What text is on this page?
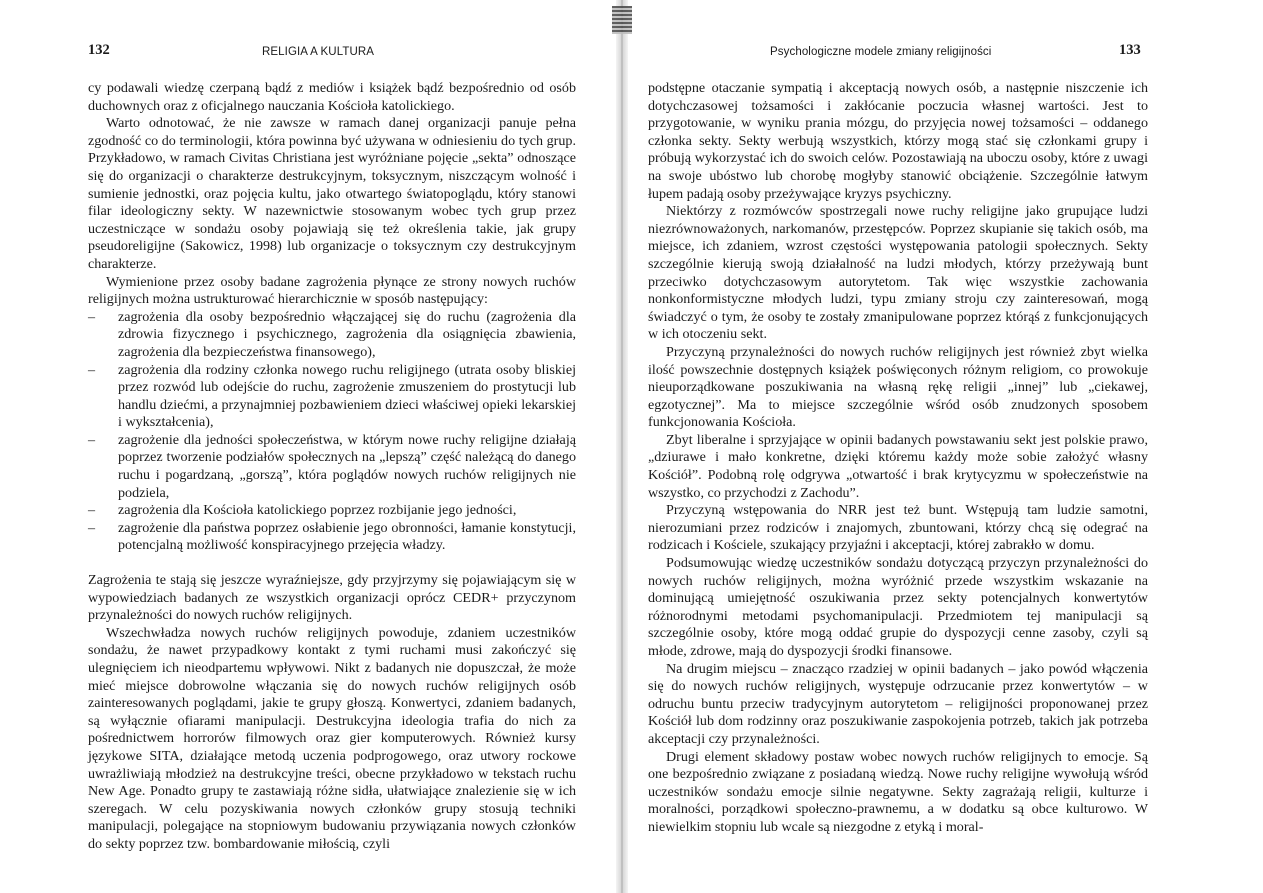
132	RELIGIA A KULTURA

cy podawali wiedzę czerpaną bądź z mediów i książek bądź bezpośrednio od osób duchownych oraz z oficjalnego nauczania Kościoła katolickiego.

Warto odnotować, że nie zawsze w ramach danej organizacji panuje pełna zgodność co do terminologii, która powinna być używana w odniesieniu do tych grup. Przykładowo, w ramach Civitas Christiana jest wyróżniane pojęcie „sekta” odnoszące się do organizacji o charakterze destrukcyjnym, toksycznym, niszczącym wolność i sumienie jednostki, oraz pojęcia kultu, jako otwartego światopoglądu, który stanowi filar ideologiczny sekty. W nazewnictwie stosowanym wobec tych grup przez uczestniczące w sondażu osoby pojawiają się też określenia takie, jak grupy pseudoreligijne (Sakowicz, 1998) lub organizacje o toksycznym czy destrukcyjnym charakterze.

Wymienione przez osoby badane zagrożenia płynące ze strony nowych ruchów religijnych można ustrukturować hierarchicznie w sposób następujący:

– zagrożenia dla osoby bezpośrednio włączającej się do ruchu (zagrożenia dla zdrowia fizycznego i psychicznego, zagrożenia dla osiągnięcia zbawienia, zagrożenia dla bezpieczeństwa finansowego),
– zagrożenia dla rodziny członka nowego ruchu religijnego (utrata osoby bliskiej przez rozwód lub odejście do ruchu, zagrożenie zmuszeniem do prostytucji lub handlu dziećmi, a przynajmniej pozbawieniem dzieci właściwej opieki lekarskiej i wykształcenia),
– zagrożenie dla jedności społeczeństwa, w którym nowe ruchy religijne działają poprzez tworzenie podziałów społecznych na „lepszą” część należącą do danego ruchu i pogardzaną, „gorszą”, która poglądów nowych ruchów religijnych nie podziela,
– zagrożenia dla Kościoła katolickiego poprzez rozbijanie jego jedności,
– zagrożenie dla państwa poprzez osłabienie jego obronności, łamanie konstytucji, potencjalną możliwość konspiracyjnego przejęcia władzy.

Zagrożenia te stają się jeszcze wyraźniejsze, gdy przyjrzymy się pojawiającym się w wypowiedziach badanych ze wszystkich organizacji oprócz CEDR+ przyczynom przynależności do nowych ruchów religijnych.

Wszechwładza nowych ruchów religijnych powoduje, zdaniem uczestników sondażu, że nawet przypadkowy kontakt z tymi ruchami musi zakończyć się ulegnięciem ich nieodpartemu wpływowi. Nikt z badanych nie dopuszczał, że może mieć miejsce dobrowolne włączania się do nowych ruchów religijnych osób zainteresowanych poglądami, jakie te grupy głoszą. Konwertyci, zdaniem badanych, są wyłącznie ofiarami manipulacji. Destrukcyjna ideologia trafia do nich za pośrednictwem horrorów filmowych oraz gier komputerowych. Również kursy językowe SITA, działające metodą uczenia podprogowego, oraz utwory rockowe uwrażliwiają młodzież na destrukcyjne treści, obecne przykładowo w tekstach ruchu New Age. Ponadto grupy te zastawiają różne sidła, ułatwiające znalezienie się w ich szeregach. W celu pozyskiwania nowych członków grupy stosują techniki manipulacji, polegające na stopniowym budowaniu przywiązania nowych członków do sekty poprzez tzw. bombardowanie miłością, czyli

Psychologiczne modele zmiany religijności	133

podstępne otaczanie sympatią i akceptacją nowych osób, a następnie niszczenie ich dotychczasowej tożsamości i zakłócanie poczucia własnej wartości. Jest to przygotowanie, w wyniku prania mózgu, do przyjęcia nowej tożsamości – oddanego członka sekty. Sekty werbują wszystkich, którzy mogą stać się członkami grupy i próbują wykorzystać ich do swoich celów. Pozostawiają na uboczu osoby, które z uwagi na swoje ubóstwo lub chorobę mogłyby stanowić obciążenie. Szczególnie łatwym łupem padają osoby przeżywające kryzys psychiczny.

Niektórzy z rozmówców spostrzegali nowe ruchy religijne jako grupujące ludzi niezrównoważonych, narkomanów, przestępców. Poprzez skupianie się takich osób, ma miejsce, ich zdaniem, wzrost częstości występowania patologii społecznych. Sekty szczególnie kierują swoją działalność na ludzi młodych, którzy przeżywają bunt przeciwko dotychczasowym autorytetom. Tak więc wszystkie zachowania nonkonformistyczne młodych ludzi, typu zmiany stroju czy zainteresowań, mogą świadczyć o tym, że osoby te zostały zmanipulowane poprzez którąś z funkcjonujących w ich otoczeniu sekt.

Przyczyną przynależności do nowych ruchów religijnych jest również zbyt wielka ilość powszechnie dostępnych książek poświęconych różnym religiom, co prowokuje nieuporządkowane poszukiwania na własną rękę religii „innej” lub „ciekawej, egzotycznej”. Ma to miejsce szczególnie wśród osób znudzonych sposobem funkcjonowania Kościoła.

Zbyt liberalne i sprzyjające w opinii badanych powstawaniu sekt jest polskie prawo, „dziurawe i mało konkretne, dzięki któremu każdy może sobie założyć własny Kościół”. Podobną rolę odgrywa „otwartość i brak krytycyzmu w społeczeństwie na wszystko, co przychodzi z Zachodu”.

Przyczyną wstępowania do NRR jest też bunt. Wstępują tam ludzie samotni, nierozumiani przez rodziców i znajomych, zbuntowani, którzy chcą się odegrać na rodzicach i Kościele, szukający przyjaźni i akceptacji, której zabrakło w domu.

Podsumowując wiedzę uczestników sondażu dotyczącą przyczyn przynależności do nowych ruchów religijnych, można wyróżnić przede wszystkim wskazanie na dominującą umiejętność oszukiwania przez sekty potencjalnych konwertytów różnorodnymi metodami psychomanipulacji. Przedmiotem tej manipulacji są szczególnie osoby, które mogą oddać grupie do dyspozycji cenne zasoby, czyli są młode, zdrowe, mają do dyspozycji środki finansowe.

Na drugim miejscu – znacząco rzadziej w opinii badanych – jako powód włączenia się do nowych ruchów religijnych, występuje odrzucanie przez konwertytów – w odruchu buntu przeciw tradycyjnym autorytetom – religijności proponowanej przez Kościół lub dom rodzinny oraz poszukiwanie zaspokojenia potrzeb, takich jak potrzeba akceptacji czy przynależności.

Drugi element składowy postaw wobec nowych ruchów religijnych to emocje. Są one bezpośrednio związane z posiadaną wiedzą. Nowe ruchy religijne wywołują wśród uczestników sondażu emocje silnie negatywne. Sekty zagrażają religii, kulturze i moralności, porządkowi społeczno-prawnemu, a w dodatku są obce kulturowo. W niewielkim stopniu lub wcale są niezgodne z etyką i moral-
━━━━━━━━
Find the word "Przyczyną" and list each line it appears in.

Przyczyną przynależności do nowych ruchów religijnych jest również zbyt wielka ilość powszechnie dostępnych książek poświęconych różnym religiom, co prowokuje nieuporządkowane poszukiwania na własną rękę religii „innej” lub „ciekawej, egzotycznej”. Ma to miejsce szczególnie wśród osób znudzonych sposobem funkcjonowania Kościoła.
Przyczyną wstępowania do NRR jest też bunt. Wstępują tam ludzie samotni, nierozumiani przez rodziców i znajomych, zbuntowani, którzy chcą się odegrać na rodzicach i Kościele, szukający przyjaźni i akceptacji, której zabrakło w domu.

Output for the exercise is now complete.